### What you have to do
State how many lines contain the string "Clinical", and write nothing else.

(Dataset records)

══════

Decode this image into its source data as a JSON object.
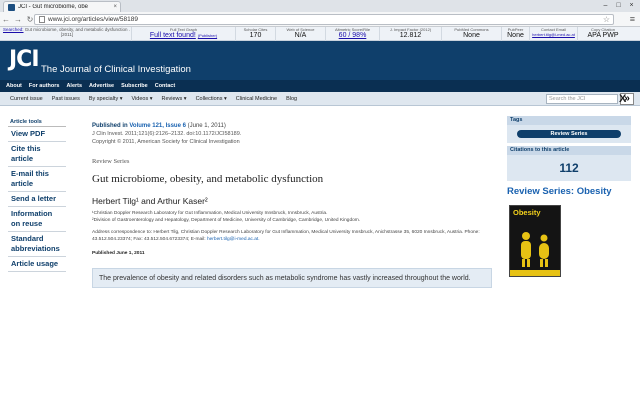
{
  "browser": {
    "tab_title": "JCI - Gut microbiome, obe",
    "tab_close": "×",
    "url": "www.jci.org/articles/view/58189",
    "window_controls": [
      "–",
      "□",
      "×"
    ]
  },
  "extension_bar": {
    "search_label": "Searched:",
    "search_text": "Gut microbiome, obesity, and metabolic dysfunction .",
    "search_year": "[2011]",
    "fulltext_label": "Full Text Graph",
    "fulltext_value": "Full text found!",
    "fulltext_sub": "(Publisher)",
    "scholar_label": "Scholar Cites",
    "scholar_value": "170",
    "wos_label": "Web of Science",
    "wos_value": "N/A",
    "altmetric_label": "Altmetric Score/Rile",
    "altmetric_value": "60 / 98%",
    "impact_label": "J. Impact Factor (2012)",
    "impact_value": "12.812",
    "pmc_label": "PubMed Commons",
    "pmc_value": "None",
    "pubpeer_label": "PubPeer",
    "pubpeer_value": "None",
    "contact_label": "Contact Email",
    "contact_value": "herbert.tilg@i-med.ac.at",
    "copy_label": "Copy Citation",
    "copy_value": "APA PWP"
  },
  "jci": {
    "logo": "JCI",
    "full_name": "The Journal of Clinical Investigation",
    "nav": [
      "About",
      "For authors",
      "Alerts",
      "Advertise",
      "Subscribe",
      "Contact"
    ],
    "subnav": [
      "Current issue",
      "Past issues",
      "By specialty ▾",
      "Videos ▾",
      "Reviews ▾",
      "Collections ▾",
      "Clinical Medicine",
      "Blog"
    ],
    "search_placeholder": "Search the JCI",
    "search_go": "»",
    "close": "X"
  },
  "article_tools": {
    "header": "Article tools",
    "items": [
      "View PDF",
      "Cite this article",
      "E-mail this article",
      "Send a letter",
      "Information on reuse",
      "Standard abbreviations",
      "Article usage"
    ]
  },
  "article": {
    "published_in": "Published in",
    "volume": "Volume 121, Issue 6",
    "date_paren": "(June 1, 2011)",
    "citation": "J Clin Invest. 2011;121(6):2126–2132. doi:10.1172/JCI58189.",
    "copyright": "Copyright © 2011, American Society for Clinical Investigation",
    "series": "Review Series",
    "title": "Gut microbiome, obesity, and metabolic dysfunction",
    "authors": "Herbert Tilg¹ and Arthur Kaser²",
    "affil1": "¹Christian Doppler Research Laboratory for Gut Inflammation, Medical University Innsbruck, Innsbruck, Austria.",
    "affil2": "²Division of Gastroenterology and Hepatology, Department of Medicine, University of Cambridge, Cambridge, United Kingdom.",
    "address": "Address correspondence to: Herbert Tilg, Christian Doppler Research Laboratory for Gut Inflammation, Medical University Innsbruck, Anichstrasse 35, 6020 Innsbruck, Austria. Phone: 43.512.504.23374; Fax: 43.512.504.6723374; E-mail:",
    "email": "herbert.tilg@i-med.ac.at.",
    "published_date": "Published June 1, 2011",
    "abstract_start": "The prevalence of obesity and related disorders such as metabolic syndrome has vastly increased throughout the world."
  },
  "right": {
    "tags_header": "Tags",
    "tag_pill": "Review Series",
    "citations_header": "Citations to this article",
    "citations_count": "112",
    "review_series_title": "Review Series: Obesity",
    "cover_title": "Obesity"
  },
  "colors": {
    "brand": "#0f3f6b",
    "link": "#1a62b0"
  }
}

══════

### Exercise output
3